>> start Dataset excerpts
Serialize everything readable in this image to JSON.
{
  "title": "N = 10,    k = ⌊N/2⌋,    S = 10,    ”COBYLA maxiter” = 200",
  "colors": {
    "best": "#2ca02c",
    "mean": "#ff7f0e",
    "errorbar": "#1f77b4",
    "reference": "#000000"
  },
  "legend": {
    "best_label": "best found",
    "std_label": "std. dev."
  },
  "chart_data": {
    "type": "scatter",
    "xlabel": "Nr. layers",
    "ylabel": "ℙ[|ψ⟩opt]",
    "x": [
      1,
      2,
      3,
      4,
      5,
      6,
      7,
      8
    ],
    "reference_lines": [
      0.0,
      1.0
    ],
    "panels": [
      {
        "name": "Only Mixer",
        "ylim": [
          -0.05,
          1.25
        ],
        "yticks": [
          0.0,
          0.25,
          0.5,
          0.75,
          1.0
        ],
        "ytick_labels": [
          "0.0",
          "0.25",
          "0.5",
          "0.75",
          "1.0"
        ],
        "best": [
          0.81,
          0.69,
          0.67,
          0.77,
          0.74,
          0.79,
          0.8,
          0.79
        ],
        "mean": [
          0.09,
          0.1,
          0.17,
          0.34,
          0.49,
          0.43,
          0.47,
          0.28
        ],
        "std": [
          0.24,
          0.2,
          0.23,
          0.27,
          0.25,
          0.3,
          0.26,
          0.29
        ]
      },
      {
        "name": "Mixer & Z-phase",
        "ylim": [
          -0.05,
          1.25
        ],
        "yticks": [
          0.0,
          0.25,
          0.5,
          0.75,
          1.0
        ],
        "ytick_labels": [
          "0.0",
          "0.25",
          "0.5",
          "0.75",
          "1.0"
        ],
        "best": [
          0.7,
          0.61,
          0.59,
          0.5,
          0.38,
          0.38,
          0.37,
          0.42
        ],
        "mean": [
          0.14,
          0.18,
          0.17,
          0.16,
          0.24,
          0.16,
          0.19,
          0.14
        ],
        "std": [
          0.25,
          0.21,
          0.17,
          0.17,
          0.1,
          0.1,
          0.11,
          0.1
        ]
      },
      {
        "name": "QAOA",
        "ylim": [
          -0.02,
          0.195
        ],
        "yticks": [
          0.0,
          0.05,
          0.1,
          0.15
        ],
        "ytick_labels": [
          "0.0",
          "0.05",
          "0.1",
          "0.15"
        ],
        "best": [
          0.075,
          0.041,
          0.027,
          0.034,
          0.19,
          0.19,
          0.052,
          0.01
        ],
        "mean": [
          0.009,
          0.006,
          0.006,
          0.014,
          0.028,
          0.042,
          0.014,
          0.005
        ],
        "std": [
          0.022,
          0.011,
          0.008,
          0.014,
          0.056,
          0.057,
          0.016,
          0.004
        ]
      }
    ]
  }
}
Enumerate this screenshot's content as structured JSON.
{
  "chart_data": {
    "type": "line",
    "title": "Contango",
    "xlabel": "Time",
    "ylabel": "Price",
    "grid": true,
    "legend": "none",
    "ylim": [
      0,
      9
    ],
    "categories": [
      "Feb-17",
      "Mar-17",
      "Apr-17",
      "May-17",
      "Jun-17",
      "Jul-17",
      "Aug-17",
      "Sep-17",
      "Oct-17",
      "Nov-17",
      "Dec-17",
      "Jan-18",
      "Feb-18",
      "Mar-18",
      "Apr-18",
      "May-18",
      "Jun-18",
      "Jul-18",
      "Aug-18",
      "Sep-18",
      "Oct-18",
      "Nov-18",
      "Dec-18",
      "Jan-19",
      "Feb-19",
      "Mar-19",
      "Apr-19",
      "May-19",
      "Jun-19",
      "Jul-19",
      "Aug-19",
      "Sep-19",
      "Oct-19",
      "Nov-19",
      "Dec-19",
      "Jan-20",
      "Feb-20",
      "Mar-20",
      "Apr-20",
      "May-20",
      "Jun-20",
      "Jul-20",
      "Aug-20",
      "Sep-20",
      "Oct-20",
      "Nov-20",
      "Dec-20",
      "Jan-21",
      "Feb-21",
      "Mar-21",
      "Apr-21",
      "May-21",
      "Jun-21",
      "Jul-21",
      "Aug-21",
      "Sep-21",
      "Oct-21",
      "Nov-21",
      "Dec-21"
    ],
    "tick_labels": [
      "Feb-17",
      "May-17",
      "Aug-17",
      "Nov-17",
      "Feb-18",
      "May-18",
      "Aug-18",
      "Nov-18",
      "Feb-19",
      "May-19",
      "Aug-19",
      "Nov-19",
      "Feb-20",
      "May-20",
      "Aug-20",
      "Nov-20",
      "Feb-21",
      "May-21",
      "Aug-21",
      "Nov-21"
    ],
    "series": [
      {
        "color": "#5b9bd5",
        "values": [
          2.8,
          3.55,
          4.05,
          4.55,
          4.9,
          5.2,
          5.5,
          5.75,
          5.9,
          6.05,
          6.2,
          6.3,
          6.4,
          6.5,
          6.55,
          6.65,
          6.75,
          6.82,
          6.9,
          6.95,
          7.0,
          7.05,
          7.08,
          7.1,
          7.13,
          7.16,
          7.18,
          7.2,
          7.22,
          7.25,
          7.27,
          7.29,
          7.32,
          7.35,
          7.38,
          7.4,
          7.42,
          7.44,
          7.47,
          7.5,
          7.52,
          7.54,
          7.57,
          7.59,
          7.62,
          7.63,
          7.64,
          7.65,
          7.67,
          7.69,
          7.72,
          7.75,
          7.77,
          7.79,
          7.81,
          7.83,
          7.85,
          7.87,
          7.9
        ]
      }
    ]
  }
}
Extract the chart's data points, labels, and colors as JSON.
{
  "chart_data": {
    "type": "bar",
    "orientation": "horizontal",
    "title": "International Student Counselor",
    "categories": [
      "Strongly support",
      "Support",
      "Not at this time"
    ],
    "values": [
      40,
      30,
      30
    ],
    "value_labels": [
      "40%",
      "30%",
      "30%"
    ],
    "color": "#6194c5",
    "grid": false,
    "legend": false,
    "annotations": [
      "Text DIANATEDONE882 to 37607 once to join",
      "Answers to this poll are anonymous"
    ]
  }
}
>> end Dataset excerpts
> Given task
Copy out the material word for word and line for line.

> Exercise result
Serialize everything readable in this image to JSON.
{
  "title": "N = 10,    k = ⌊N/2⌋,    S = 10,    ”COBYLA maxiter” = 200",
  "colors": {
    "best": "#2ca02c",
    "mean": "#ff7f0e",
    "errorbar": "#1f77b4",
    "reference": "#000000"
  },
  "legend": {
    "best_label": "best found",
    "std_label": "std. dev."
  },
  "chart_data": {
    "type": "scatter",
    "xlabel": "Nr. layers",
    "ylabel": "ℙ[|ψ⟩opt]",
    "x": [
      1,
      2,
      3,
      4,
      5,
      6,
      7,
      8
    ],
    "reference_lines": [
      0.0,
      1.0
    ],
    "panels": [
      {
        "name": "Only Mixer",
        "ylim": [
          -0.05,
          1.25
        ],
        "yticks": [
          0.0,
          0.25,
          0.5,
          0.75,
          1.0
        ],
        "ytick_labels": [
          "0.0",
          "0.25",
          "0.5",
          "0.75",
          "1.0"
        ],
        "best": [
          0.81,
          0.69,
          0.67,
          0.77,
          0.74,
          0.79,
          0.8,
          0.79
        ],
        "mean": [
          0.09,
          0.1,
          0.17,
          0.34,
          0.49,
          0.43,
          0.47,
          0.28
        ],
        "std": [
          0.24,
          0.2,
          0.23,
          0.27,
          0.25,
          0.3,
          0.26,
          0.29
        ]
      },
      {
        "name": "Mixer & Z-phase",
        "ylim": [
          -0.05,
          1.25
        ],
        "yticks": [
          0.0,
          0.25,
          0.5,
          0.75,
          1.0
        ],
        "ytick_labels": [
          "0.0",
          "0.25",
          "0.5",
          "0.75",
          "1.0"
        ],
        "best": [
          0.7,
          0.61,
          0.59,
          0.5,
          0.38,
          0.38,
          0.37,
          0.42
        ],
        "mean": [
          0.14,
          0.18,
          0.17,
          0.16,
          0.24,
          0.16,
          0.19,
          0.14
        ],
        "std": [
          0.25,
          0.21,
          0.17,
          0.17,
          0.1,
          0.1,
          0.11,
          0.1
        ]
      },
      {
        "name": "QAOA",
        "ylim": [
          -0.02,
          0.195
        ],
        "yticks": [
          0.0,
          0.05,
          0.1,
          0.15
        ],
        "ytick_labels": [
          "0.0",
          "0.05",
          "0.1",
          "0.15"
        ],
        "best": [
          0.075,
          0.041,
          0.027,
          0.034,
          0.19,
          0.19,
          0.052,
          0.01
        ],
        "mean": [
          0.009,
          0.006,
          0.006,
          0.014,
          0.028,
          0.042,
          0.014,
          0.005
        ],
        "std": [
          0.022,
          0.011,
          0.008,
          0.014,
          0.056,
          0.057,
          0.016,
          0.004
        ]
      }
    ]
  }
}
Enumerate this screenshot's content as structured JSON.
{
  "chart_data": {
    "type": "line",
    "title": "Contango",
    "xlabel": "Time",
    "ylabel": "Price",
    "grid": true,
    "legend": "none",
    "ylim": [
      0,
      9
    ],
    "categories": [
      "Feb-17",
      "Mar-17",
      "Apr-17",
      "May-17",
      "Jun-17",
      "Jul-17",
      "Aug-17",
      "Sep-17",
      "Oct-17",
      "Nov-17",
      "Dec-17",
      "Jan-18",
      "Feb-18",
      "Mar-18",
      "Apr-18",
      "May-18",
      "Jun-18",
      "Jul-18",
      "Aug-18",
      "Sep-18",
      "Oct-18",
      "Nov-18",
      "Dec-18",
      "Jan-19",
      "Feb-19",
      "Mar-19",
      "Apr-19",
      "May-19",
      "Jun-19",
      "Jul-19",
      "Aug-19",
      "Sep-19",
      "Oct-19",
      "Nov-19",
      "Dec-19",
      "Jan-20",
      "Feb-20",
      "Mar-20",
      "Apr-20",
      "May-20",
      "Jun-20",
      "Jul-20",
      "Aug-20",
      "Sep-20",
      "Oct-20",
      "Nov-20",
      "Dec-20",
      "Jan-21",
      "Feb-21",
      "Mar-21",
      "Apr-21",
      "May-21",
      "Jun-21",
      "Jul-21",
      "Aug-21",
      "Sep-21",
      "Oct-21",
      "Nov-21",
      "Dec-21"
    ],
    "tick_labels": [
      "Feb-17",
      "May-17",
      "Aug-17",
      "Nov-17",
      "Feb-18",
      "May-18",
      "Aug-18",
      "Nov-18",
      "Feb-19",
      "May-19",
      "Aug-19",
      "Nov-19",
      "Feb-20",
      "May-20",
      "Aug-20",
      "Nov-20",
      "Feb-21",
      "May-21",
      "Aug-21",
      "Nov-21"
    ],
    "series": [
      {
        "color": "#5b9bd5",
        "values": [
          2.8,
          3.55,
          4.05,
          4.55,
          4.9,
          5.2,
          5.5,
          5.75,
          5.9,
          6.05,
          6.2,
          6.3,
          6.4,
          6.5,
          6.55,
          6.65,
          6.75,
          6.82,
          6.9,
          6.95,
          7.0,
          7.05,
          7.08,
          7.1,
          7.13,
          7.16,
          7.18,
          7.2,
          7.22,
          7.25,
          7.27,
          7.29,
          7.32,
          7.35,
          7.38,
          7.4,
          7.42,
          7.44,
          7.47,
          7.5,
          7.52,
          7.54,
          7.57,
          7.59,
          7.62,
          7.63,
          7.64,
          7.65,
          7.67,
          7.69,
          7.72,
          7.75,
          7.77,
          7.79,
          7.81,
          7.83,
          7.85,
          7.87,
          7.9
        ]
      }
    ]
  }
}
Extract the chart's data points, labels, and colors as JSON.
{
  "chart_data": {
    "type": "bar",
    "orientation": "horizontal",
    "title": "International Student Counselor",
    "categories": [
      "Strongly support",
      "Support",
      "Not at this time"
    ],
    "values": [
      40,
      30,
      30
    ],
    "value_labels": [
      "40%",
      "30%",
      "30%"
    ],
    "color": "#6194c5",
    "grid": false,
    "legend": false,
    "annotations": [
      "Text DIANATEDONE882 to 37607 once to join",
      "Answers to this poll are anonymous"
    ]
  }
}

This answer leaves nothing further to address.